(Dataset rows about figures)
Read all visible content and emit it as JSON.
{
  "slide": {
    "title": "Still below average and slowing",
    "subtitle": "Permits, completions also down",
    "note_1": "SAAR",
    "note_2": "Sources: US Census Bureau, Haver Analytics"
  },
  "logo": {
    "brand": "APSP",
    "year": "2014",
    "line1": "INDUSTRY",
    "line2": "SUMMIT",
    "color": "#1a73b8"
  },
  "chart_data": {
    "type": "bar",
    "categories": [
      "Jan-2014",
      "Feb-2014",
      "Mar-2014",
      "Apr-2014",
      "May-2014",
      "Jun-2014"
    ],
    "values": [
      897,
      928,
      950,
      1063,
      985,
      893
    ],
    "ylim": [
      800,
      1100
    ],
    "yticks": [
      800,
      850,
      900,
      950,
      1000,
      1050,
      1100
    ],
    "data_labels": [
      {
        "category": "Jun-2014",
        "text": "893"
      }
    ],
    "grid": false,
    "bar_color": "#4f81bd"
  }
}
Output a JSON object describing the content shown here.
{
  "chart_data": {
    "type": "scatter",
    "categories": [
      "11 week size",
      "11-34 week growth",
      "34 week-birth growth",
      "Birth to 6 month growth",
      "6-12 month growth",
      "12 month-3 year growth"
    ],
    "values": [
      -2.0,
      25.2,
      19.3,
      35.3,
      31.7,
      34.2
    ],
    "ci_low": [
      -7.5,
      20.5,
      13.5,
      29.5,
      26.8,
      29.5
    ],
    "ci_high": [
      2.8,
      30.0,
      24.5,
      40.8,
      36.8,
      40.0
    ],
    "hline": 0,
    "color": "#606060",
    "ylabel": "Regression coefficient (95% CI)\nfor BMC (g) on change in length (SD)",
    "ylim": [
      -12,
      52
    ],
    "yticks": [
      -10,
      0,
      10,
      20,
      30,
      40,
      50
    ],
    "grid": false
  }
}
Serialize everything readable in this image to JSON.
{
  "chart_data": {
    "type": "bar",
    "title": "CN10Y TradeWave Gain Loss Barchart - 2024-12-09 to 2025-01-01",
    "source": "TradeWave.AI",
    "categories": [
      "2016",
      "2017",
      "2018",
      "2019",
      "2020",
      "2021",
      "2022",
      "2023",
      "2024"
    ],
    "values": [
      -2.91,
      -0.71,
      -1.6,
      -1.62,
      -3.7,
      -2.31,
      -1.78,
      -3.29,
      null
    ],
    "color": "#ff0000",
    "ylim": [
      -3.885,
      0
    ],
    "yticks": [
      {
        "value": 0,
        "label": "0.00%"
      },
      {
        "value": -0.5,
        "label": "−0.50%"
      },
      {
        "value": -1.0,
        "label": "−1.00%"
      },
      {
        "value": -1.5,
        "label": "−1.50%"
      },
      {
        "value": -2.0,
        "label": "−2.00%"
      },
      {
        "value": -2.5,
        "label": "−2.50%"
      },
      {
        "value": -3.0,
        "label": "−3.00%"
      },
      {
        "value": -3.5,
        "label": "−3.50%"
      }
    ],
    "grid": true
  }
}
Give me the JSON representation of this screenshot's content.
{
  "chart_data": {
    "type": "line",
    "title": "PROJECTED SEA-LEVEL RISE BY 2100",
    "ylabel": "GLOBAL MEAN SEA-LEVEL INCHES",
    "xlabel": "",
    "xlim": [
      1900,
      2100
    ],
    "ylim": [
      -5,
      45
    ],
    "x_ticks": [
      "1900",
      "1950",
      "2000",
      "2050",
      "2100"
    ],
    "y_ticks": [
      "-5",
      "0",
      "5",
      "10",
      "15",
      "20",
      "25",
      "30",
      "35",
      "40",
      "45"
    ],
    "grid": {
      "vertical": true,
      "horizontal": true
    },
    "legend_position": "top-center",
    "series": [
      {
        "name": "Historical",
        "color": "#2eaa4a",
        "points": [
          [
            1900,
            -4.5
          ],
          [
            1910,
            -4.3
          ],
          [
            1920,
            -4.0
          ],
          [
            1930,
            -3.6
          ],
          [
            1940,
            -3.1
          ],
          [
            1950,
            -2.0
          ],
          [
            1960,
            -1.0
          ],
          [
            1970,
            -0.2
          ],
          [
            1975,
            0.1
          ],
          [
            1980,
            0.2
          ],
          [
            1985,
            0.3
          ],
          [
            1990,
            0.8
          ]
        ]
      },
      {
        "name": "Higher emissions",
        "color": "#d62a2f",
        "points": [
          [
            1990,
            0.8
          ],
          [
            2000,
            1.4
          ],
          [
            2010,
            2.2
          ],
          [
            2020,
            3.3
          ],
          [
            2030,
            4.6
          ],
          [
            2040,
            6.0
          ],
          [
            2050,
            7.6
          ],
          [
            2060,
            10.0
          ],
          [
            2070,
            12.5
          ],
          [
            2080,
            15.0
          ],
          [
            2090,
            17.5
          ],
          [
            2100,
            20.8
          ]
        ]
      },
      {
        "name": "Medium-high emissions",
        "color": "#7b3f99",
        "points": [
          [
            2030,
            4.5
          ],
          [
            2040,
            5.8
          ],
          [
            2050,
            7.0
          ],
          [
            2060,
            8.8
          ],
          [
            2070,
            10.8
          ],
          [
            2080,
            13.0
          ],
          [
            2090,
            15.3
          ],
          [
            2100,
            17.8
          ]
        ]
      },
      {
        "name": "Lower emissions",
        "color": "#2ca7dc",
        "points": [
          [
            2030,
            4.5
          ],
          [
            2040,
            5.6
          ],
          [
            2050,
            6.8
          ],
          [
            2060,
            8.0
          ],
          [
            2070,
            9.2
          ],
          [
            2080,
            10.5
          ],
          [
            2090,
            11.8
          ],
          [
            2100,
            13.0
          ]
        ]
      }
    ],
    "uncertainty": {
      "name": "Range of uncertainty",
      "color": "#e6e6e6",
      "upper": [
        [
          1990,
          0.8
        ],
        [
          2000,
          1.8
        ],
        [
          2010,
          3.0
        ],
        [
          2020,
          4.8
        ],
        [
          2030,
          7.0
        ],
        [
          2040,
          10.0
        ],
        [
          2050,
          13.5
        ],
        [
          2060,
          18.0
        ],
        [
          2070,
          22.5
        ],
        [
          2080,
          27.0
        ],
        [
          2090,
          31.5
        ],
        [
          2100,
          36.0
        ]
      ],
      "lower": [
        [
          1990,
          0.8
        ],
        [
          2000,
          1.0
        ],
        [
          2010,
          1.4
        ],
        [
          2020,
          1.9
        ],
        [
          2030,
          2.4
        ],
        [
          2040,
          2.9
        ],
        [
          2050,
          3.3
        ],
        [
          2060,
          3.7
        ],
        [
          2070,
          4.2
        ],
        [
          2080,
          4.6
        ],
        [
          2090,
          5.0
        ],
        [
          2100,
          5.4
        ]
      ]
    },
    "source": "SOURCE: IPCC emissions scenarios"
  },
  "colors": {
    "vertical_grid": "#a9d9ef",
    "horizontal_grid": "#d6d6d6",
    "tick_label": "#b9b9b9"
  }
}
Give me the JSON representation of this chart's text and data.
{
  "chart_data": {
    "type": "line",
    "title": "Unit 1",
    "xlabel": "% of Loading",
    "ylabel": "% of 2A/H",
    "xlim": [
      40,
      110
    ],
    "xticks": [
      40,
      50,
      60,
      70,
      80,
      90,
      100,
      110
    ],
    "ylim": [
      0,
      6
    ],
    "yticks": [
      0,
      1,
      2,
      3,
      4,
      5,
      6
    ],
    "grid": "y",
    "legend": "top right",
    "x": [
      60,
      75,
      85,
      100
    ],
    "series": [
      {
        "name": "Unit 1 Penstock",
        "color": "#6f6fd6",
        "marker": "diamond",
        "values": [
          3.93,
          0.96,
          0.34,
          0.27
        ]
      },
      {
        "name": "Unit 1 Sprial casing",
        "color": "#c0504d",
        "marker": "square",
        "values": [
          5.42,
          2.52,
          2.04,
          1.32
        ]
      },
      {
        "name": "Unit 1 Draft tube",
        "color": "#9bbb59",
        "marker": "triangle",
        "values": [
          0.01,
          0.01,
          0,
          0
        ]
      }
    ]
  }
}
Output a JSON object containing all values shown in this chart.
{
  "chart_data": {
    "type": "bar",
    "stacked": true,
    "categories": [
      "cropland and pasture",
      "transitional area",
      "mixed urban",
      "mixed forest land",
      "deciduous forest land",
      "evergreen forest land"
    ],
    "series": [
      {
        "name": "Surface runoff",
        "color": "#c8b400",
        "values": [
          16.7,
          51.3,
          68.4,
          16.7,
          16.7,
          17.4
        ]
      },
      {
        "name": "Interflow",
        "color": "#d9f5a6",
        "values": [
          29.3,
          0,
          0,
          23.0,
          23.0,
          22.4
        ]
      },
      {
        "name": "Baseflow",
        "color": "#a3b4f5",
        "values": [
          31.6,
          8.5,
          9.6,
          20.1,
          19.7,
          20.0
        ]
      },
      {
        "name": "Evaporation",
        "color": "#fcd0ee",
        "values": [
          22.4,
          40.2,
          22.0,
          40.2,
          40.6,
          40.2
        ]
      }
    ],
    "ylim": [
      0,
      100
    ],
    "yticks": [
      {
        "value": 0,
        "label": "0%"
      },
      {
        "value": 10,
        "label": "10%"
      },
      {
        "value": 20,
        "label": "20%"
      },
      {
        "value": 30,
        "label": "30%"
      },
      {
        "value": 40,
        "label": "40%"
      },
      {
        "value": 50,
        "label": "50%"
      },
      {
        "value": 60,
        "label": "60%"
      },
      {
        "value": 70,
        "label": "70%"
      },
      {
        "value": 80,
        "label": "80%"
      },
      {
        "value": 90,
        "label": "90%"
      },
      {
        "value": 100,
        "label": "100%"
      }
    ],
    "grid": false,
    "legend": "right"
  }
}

STATED EXERCISE -> Copy out every line of the data that includes the word "JSON".

COMPLETE ANSWER ->
Read all visible content and emit it as JSON.
Output a JSON object describing the content shown here.
Serialize everything readable in this image to JSON.
Give me the JSON representation of this screenshot's content.
Give me the JSON representation of this chart's text and data.
Output a JSON object containing all values shown in this chart.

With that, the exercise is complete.